| RECORDS FOR THE EXERCISE |
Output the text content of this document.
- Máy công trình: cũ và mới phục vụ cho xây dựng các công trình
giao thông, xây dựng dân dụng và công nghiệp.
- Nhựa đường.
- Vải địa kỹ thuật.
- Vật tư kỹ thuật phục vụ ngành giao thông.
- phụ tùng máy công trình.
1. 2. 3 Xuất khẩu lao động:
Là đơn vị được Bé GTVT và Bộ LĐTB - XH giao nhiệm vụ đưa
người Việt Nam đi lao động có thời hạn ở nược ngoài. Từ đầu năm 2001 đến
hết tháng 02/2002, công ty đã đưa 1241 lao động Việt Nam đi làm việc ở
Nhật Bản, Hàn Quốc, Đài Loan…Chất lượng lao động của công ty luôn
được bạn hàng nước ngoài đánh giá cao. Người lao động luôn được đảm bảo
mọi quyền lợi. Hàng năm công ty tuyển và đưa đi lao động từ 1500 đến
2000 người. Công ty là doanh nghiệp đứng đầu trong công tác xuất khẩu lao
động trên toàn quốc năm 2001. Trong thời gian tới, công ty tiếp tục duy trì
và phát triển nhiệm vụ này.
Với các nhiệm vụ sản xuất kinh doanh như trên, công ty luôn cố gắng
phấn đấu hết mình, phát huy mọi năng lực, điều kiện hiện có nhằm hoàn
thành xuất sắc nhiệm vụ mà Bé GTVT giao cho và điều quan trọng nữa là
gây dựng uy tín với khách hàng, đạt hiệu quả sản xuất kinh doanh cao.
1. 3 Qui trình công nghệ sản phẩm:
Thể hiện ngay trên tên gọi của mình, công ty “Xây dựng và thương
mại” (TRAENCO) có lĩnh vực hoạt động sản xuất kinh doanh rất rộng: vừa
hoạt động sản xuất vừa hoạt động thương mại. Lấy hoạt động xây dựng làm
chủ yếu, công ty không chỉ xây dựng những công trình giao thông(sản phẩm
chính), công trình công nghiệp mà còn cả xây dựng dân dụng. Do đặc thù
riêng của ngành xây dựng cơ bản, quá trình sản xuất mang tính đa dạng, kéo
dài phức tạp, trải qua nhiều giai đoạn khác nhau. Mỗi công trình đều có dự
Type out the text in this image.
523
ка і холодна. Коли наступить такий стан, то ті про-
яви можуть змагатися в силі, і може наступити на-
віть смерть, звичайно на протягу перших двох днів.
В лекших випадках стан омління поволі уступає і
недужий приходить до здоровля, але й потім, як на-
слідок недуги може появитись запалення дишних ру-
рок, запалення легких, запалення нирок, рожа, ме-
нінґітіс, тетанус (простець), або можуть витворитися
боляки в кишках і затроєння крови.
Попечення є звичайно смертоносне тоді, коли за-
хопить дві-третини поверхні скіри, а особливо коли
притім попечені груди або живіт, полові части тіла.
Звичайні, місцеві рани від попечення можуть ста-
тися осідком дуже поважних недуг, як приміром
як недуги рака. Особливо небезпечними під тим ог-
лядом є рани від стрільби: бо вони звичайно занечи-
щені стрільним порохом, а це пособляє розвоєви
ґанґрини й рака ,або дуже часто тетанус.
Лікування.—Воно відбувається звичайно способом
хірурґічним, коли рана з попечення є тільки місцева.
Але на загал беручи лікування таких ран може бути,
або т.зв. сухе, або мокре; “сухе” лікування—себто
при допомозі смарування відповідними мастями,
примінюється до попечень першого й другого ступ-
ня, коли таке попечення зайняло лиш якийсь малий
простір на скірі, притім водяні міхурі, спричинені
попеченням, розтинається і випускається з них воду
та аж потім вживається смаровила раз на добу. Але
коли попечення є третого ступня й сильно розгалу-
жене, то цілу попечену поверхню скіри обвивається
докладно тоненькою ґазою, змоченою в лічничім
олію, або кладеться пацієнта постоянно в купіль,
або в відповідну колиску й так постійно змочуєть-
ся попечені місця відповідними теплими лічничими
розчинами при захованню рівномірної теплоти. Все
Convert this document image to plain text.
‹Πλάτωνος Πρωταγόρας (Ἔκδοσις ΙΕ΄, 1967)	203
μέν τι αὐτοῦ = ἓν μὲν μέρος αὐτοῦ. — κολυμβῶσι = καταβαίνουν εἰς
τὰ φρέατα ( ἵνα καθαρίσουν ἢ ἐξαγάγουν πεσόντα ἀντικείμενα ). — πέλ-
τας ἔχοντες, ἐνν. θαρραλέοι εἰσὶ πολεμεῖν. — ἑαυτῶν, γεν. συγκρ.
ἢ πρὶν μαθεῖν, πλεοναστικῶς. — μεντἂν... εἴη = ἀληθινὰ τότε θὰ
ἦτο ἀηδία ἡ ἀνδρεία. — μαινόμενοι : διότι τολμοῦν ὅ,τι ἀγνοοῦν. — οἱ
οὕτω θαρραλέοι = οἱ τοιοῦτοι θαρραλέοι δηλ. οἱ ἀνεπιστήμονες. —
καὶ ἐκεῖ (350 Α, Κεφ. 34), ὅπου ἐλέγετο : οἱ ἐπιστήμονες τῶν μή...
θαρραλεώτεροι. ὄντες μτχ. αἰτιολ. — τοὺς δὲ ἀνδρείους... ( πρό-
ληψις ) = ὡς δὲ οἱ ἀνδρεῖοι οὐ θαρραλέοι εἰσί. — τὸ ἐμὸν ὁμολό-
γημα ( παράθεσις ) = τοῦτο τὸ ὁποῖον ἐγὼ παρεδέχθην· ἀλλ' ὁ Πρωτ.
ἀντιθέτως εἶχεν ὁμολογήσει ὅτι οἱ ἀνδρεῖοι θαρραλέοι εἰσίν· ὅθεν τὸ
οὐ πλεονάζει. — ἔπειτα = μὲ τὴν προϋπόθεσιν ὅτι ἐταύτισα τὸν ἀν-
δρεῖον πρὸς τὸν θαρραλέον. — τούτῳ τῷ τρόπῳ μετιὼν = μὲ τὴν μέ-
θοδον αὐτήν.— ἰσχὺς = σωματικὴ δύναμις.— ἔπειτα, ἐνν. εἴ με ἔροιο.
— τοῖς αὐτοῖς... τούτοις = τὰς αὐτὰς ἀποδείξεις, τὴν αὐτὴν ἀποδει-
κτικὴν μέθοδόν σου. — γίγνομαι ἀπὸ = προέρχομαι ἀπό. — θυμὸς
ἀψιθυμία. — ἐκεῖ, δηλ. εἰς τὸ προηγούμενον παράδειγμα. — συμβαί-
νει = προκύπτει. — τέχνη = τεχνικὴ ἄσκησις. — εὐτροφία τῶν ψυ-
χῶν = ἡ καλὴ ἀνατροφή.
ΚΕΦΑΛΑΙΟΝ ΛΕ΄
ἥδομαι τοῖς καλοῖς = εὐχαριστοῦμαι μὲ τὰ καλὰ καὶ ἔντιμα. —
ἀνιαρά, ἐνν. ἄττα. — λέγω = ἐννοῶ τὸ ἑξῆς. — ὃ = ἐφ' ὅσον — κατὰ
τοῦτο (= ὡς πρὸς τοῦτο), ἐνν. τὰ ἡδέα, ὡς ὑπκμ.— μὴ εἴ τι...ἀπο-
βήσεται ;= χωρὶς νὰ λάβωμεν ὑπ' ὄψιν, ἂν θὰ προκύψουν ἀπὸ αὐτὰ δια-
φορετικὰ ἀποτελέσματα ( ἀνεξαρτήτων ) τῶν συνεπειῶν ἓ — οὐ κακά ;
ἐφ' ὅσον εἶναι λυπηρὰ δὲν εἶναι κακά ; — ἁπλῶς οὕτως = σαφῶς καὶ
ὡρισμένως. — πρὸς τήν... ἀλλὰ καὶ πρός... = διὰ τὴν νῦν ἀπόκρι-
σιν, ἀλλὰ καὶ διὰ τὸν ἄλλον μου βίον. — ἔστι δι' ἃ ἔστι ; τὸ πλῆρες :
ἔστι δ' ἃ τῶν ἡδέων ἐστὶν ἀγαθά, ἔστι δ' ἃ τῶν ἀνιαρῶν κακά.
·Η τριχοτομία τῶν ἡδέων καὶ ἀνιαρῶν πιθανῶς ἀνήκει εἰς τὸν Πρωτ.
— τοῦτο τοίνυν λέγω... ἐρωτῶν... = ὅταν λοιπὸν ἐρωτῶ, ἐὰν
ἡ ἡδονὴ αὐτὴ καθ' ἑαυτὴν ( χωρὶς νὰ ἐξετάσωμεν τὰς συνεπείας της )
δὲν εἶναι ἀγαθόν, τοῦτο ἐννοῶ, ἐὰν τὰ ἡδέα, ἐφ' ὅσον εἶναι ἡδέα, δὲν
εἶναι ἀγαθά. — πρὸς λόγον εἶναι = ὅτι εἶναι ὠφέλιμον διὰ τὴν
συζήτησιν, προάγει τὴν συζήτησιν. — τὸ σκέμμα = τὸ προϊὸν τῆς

| STATED GOAL |
Where a line in the material above holds "θαρραλέοι", copy that line.

| REPLY |
τας ἔχοντες, ἐνν. θαρραλέοι εἰσὶ πολεμεῖν. — ἑαυτῶν, γεν. συγκρ.
οὕτω θαρραλέοι = οἱ τοιοῦτοι θαρραλέοι δηλ. οἱ ἀνεπιστήμονες. —
ληψις ) = ὡς δὲ οἱ ἀνδρεῖοι οὐ θαρραλέοι εἰσί. — τὸ ἐμὸν ὁμολό-
ἀντιθέτως εἶχεν ὁμολογήσει ὅτι οἱ ἀνδρεῖοι θαρραλέοι εἰσίν· ὅθεν τὸ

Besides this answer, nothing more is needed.